---- SOURCE EXCERPT

What is the SpotifyR Package & What Can I Do With It?
SpotifyR is an R Wrapper Used for Pulling Information from Spotify’s Web API.
You’re Able to Pull Song & Playlist Information for a Given Spotify User, Retrieve Albums & Their Popularity, Retrieve Audio Features from Tracks, & So Much More :)
By Following This Guide, You Will Be Able to Download the Package, Set Up Your Account & Pull Data on Your Favorite Artist(s) or From Your Own Account.
Set-Up Directions
Helpful Packages
| Package | Summary |
|---|---|
| tidyverse | the tidyverse collection of packages |
| devtools | simplifies many common tasks |
| spotifyr | spotify’s API tool |
| kableExtra | helps build common complex tables & manipulate table styles |
| DT | create, filter & sort datatables |
| dplyr | grammar of data manipulation |
| ggplot2 | system for declaratively creating graphics |
Installing SpotifyR Package
There’s An Extra Step Involved After Downloading the “DevTools” Package:
devtools::install_github('charlie86/spotifyr')Then, You’re Able to Add SpotifyR To Your Library :)
Account Set-Up
- Go To https://developer.spotify.com/dashboard/login
- Create a Dev Account Which Will Allow You to Access Spotify’s API
- Navigate to Your Dashboard
- Create an App Which Will Generate a Client ID & Secret
- Transfer These Into R
Sys.setenv(SPOTIFY_CLIENT_ID = 'XXXXXXXXXXXXXXXXXXXXXXXXXXXXXXXX')
Sys.setenv(SPOTIFY_CLIENT_SECRET = 'XXXXXXXXXXXXXXXXXXXXXXXXXXXXXXXX')
access_token <- get_spotify_access_token()Authenticate Account
- Within Your Spotify Developer Account, Navigate to “Edit Settings”
- Under “Redirect URI’s”, Enter http://localhost:1410/
- Click “Add” & “Save”
Now You Can Begin to Pull Your Own Data from Spotify :)
Demonstrations of Different Features
Top Tracks & Artists
“Get_My_Top_Artists_Or_Tracks()” Allows You To Get Your Top Artists & Tracks Depending on the Criteria You Include.
I Saved My Friend’s Top 5 Recent & Long-Term Tracks & Artists:
short_term_tracks <- get_my_top_artists_or_tracks(type = 'tracks',
time_range = 'short_term',
limit = 5)
long_term_tracks <- get_my_top_artists_or_tracks(type = 'tracks',
time_range = 'long_term',
limit = 5)
short_term_artists <- get_my_top_artists_or_tracks(type = 'artists',
time_range = 'short_term',
limit = 5)

--------

▶ _WHAT IS ASKED_:
[1] From the SpotifyR guide, return word for word the part that opens with the words containing "What is the" and closes with "Your Own Account.".
[2] Supply the next part of the SpotifyR guide, picking up right after its final line.
The rows that follow come from a different source.

---- DATASET CONTENT

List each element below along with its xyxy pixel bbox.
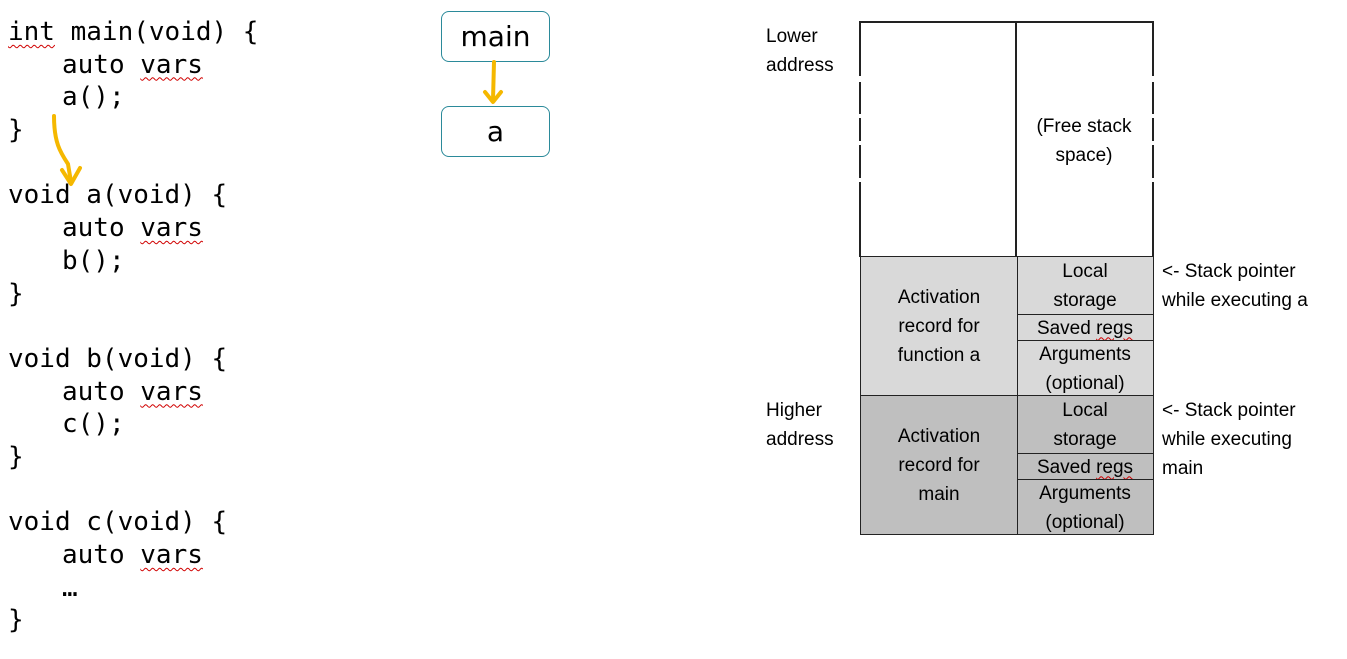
- local-storage-cell: Local storage: [1053, 260, 1117, 311]
- code-line: a();: [62, 82, 125, 113]
- code-line: auto vars: [62, 540, 203, 570]
- edge-gap: [857, 141, 863, 145]
- code-listing: int main(void) { auto vars a(); } void a…: [8, 16, 258, 637]
- code-line: void c(void) {: [8, 507, 228, 538]
- free-stack-region: [860, 21, 1153, 257]
- higher-address-label: Higher address: [766, 400, 834, 450]
- edge-gap: [1150, 141, 1156, 145]
- stack-pointer-note-main: <- Stack pointer while executing main: [1162, 400, 1296, 479]
- code-line-blank: [8, 310, 258, 343]
- call-box-a: a: [441, 106, 550, 157]
- edge-gap: [1150, 114, 1156, 118]
- stack-pointer-note-a: <- Stack pointer while executing a: [1162, 261, 1308, 311]
- code-line: }: [8, 441, 24, 472]
- free-stack-label: (Free stack space): [1036, 116, 1132, 166]
- local-storage-cell: Local storage: [1053, 399, 1117, 450]
- code-keyword: int: [8, 17, 55, 47]
- activation-record-main: Activation record for main Local storage …: [860, 395, 1154, 535]
- code-text: main(void) {: [54, 17, 259, 47]
- code-line: auto vars: [62, 213, 203, 244]
- call-flow-arrow-icon: [52, 114, 82, 186]
- call-box-main: main: [441, 11, 550, 62]
- saved-regs-cell: Saved regs: [1017, 453, 1153, 480]
- code-line: c();: [62, 409, 125, 440]
- code-line: …: [62, 572, 78, 603]
- activation-record-main-label: Activation record for main: [861, 396, 1018, 534]
- code-line: }: [8, 115, 24, 146]
- stack-right-edge: [1152, 21, 1154, 257]
- edge-gap: [857, 178, 863, 182]
- edge-gap: [857, 76, 863, 82]
- code-line: int main(void) {: [8, 16, 258, 49]
- edge-gap: [1150, 76, 1156, 82]
- edge-gap: [857, 114, 863, 118]
- activation-record-a: Activation record for function a Local st…: [860, 256, 1154, 396]
- saved-regs-cell: Saved regs: [1017, 314, 1153, 341]
- arguments-cell: Arguments (optional): [1017, 340, 1153, 397]
- activation-record-main-fields: Local storage Saved regs Arguments (option…: [1017, 396, 1153, 534]
- arguments-cell: Arguments (optional): [1017, 479, 1153, 536]
- lower-address-label: Lower address: [766, 26, 834, 76]
- code-line: void a(void) {: [8, 180, 228, 211]
- activation-record-a-label: Activation record for function a: [861, 257, 1018, 395]
- code-line: auto vars: [62, 49, 203, 80]
- stack-left-edge: [859, 21, 861, 257]
- call-chain-arrow-icon: [483, 60, 503, 104]
- code-line: void b(void) {: [8, 343, 228, 374]
- activation-record-a-fields: Local storage Saved regs Arguments (option…: [1017, 257, 1153, 395]
- code-line: }: [8, 605, 24, 636]
- edge-gap: [1150, 178, 1156, 182]
- stack-divider: [1015, 21, 1017, 257]
- code-line: }: [8, 278, 24, 309]
- code-line: b();: [62, 245, 125, 276]
- code-line: auto vars: [62, 376, 203, 407]
- code-line-blank: [8, 474, 258, 507]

--------

▶ _SET OF ANSWERS_:
[1]
What is the SpotifyR Package & What Can I Do With It?
SpotifyR is an R Wrapper Used for Pulling Information from Spotify’s Web API.
You’re Able to Pull Song & Playlist Information for a Given Spotify User, Retrieve Albums & Their Popularity, Retrieve Audio Features from Tracks, & So Much More :)
By Following This Guide, You Will Be Able to Download the Package, Set Up Your Account & Pull Data on Your Favorite Artist(s) or From Your Own Account.

[2]
long_term_artists <- get_my_top_artists_or_tracks(type = 'artists',
time_range = 'long_term',
limit = 5)Retrieving Playlists
“Get_My_Playlists()” Fetches All Your Playlists. If You Want Details About the Tracks Within a Playlist, You Can Use “Get_Playlist_Tracks()” to Obtain the Tracks & Their Features.
Within the Parentheses, Input the Playlist’s URI (Example Below): spotify:playlist:XXXXXXXXXXXXXXXXXXXX
I Saved My Friend’s Playlists With the Most Tracks (Those She Spent the Most Time Creating):
all_playlists <- get_my_playlists()
indie <- get_playlist_tracks("XXXXXXXXXXXXXXXXXXXXX")
it_is_2021 <- get_playlist_tracks("XXXXXXXXXXXXXXXXXXXXX")
yeethaw <- get_playlist_tracks("XXXXXXXXXXXXXXXXXXXXX")
just_good_music <- get_playlist_tracks("XXXXXXXXXXXXXXXXXXXXX")Saving Audio Features
You Are Able to Retrieve Features of Tracks, Such as Their Tempo, Danceability, Valence & More :)
An Artist’s Audio Features
“Get_Artist_Audio_Features()” Retrieves Features of an Artist’s Songs.
After Determining My Friend’s Top Artists, I Saved The Artist’s Audio Features.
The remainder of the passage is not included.